Selection:
──────────────────────────────

Page MenuHomePhabricator

Improve WikiProject template --> WikiProject mapping
Closed, ResolvedPublic

Description

Most WikiProject templates are straightforward matches to their WikiProject.

E.g. "Template:WikiProject Biography" is used by "Wikipedia:WikiProject Biography"

But in some cases (especially with old WikiProjects), redirects are used. E.g. the article on Army uses "Template:WPMILHIST" which redirects to "Template:WikiProject Military history".

So we need a strategy for identifying all of the redirect templates that match a particular WikiProject.

Essentially we want something that looks like this:

"WikiProject Military history" --> ["WikiProject Military history", "Mil Hist", "MILHIST", "MilHist", "Milhist", "Military history", "WikiProject Colditz", "WikiProject MILHIST", "WikiProject Military", "WikiProject Military History", "WikiProject War", "WP Mil", "WP MILHIST", "WP Military History", "WP ilitary history", "WPCAS", "WPMH", "WPMIL", "WPMILHIST", "WPMilhist"]

Script call signature

Generate a mapping between WikiProject templates and the all of the templates that redirect to them.

Usage: 
    wikiproject_template_map  (-h | --help)
    wikiproject_template_map  <taxon>... 
                              [--ua-email=<address>] [--threads=<num>]
                              [--verbose] [--debug]

Options:
    -h --help     Prints this documentation
    <taxon>       A yaml file containing partial or whole taxonomy.  Multiple
                  files will be merged.
    --ua-email=<address>  An email address to be included as a user-agent
                          header for requests to the MediaWiki API.
    --threads=<num>  How many threads to run in parallel [default: 4]
    -d --debug  Print log information while running
    -v --verbose  Print log information while running

Usage

wikitaxon.yaml:

STEM:
  Science:
   - WikiProject Women scientists
$ python wikiproject_template_map wikitaxon.yaml

Prints:

WikiProject Women scientists:
 - WikiProject Women scientist
 - WikiProject Women Scientists
 - Wikiproject Women Scientists
 - WP Women Scientists
 - WPWS

We can make one API call to both: Check if Template:<WikiProject Name> is itself a redirect and what the canonical template is named and get all of the redirects to the canonical template.

──────────────────────────────

[Rows from a layout dataset]

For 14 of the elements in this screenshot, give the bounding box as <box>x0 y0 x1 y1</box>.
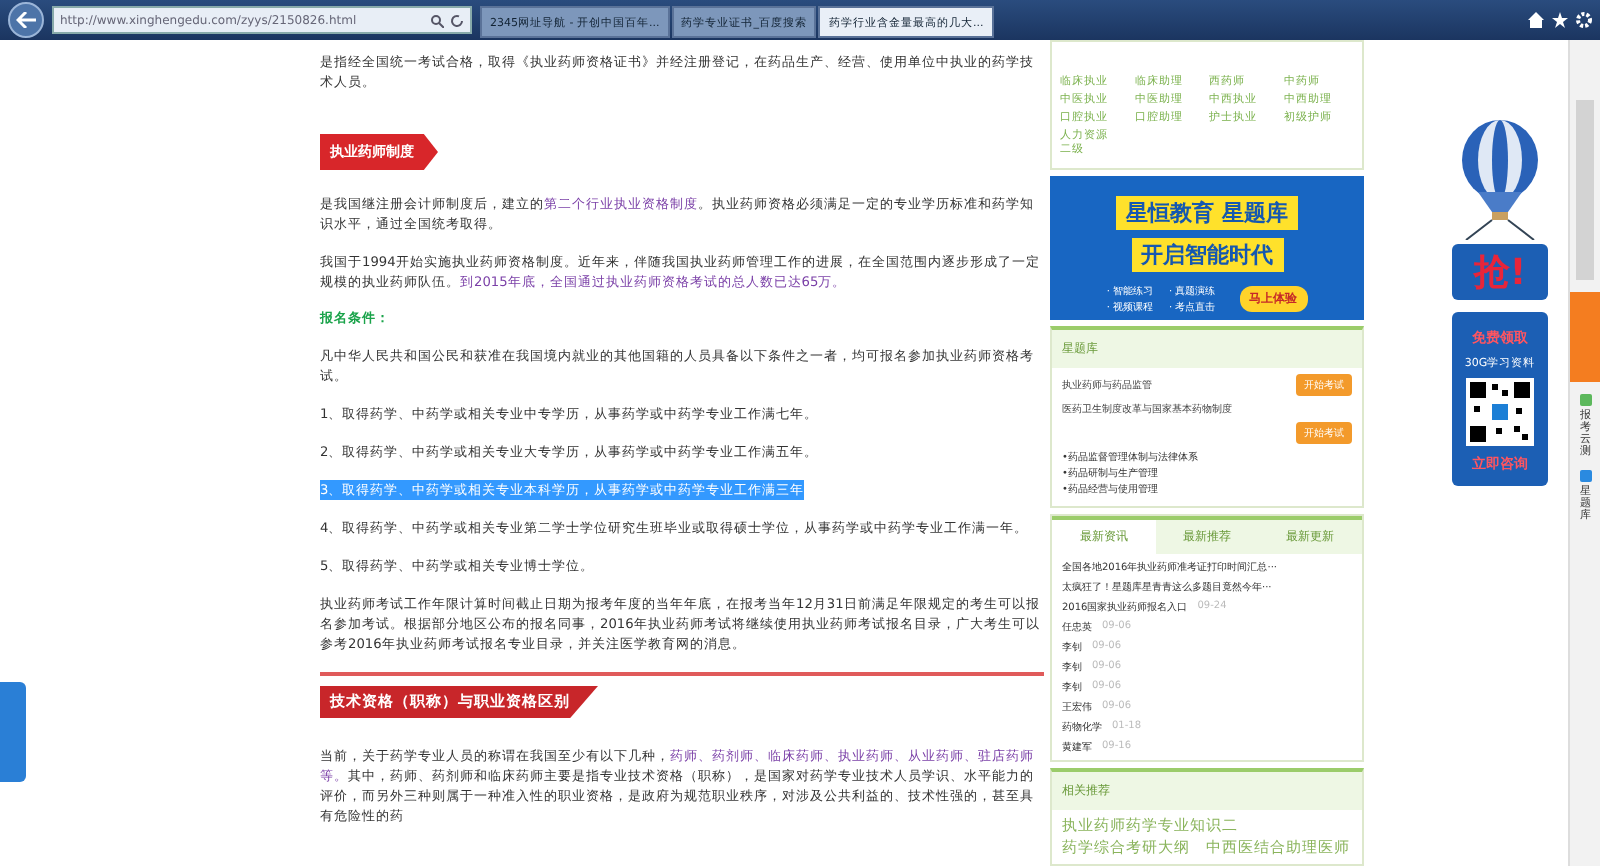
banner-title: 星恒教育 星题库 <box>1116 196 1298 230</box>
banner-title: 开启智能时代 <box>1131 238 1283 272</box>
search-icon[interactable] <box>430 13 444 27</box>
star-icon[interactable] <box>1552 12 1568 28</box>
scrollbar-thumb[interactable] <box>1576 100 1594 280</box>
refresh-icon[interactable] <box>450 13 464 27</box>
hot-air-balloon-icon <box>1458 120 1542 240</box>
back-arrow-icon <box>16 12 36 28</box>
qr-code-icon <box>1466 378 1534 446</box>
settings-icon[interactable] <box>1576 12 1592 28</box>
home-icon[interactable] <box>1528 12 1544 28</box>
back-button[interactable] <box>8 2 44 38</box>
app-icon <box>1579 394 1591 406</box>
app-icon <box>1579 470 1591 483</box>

──────────────────────────────

Tasks for this exercise:
**a)** In the template mapping description, how many threads run in parallel by default?
**b)** Reproduce the part of the template mapping description starting with "But in some" and going on through "(-h | --help)".

Outputs in order:
**a)** Four threads.

**b)**
But in some cases (especially with old WikiProjects), redirects are used. E.g. the article on Army uses "Template:WPMILHIST" which redirects to "Template:WikiProject Military history".

So we need a strategy for identifying all of the redirect templates that match a particular WikiProject.

Essentially we want something that looks like this:

"WikiProject Military history" --> ["WikiProject Military history", "Mil Hist", "MILHIST", "MilHist", "Milhist", "Military history", "WikiProject Colditz", "WikiProject MILHIST", "WikiProject Military", "WikiProject Military History", "WikiProject War", "WP Mil", "WP MILHIST", "WP Military History", "WP ilitary history", "WPCAS", "WPMH", "WPMIL", "WPMILHIST", "WPMilhist"]

Script call signature

Generate a mapping between WikiProject templates and the all of the templates that redirect to them.

Usage: 
    wikiproject_template_map  (-h | --help)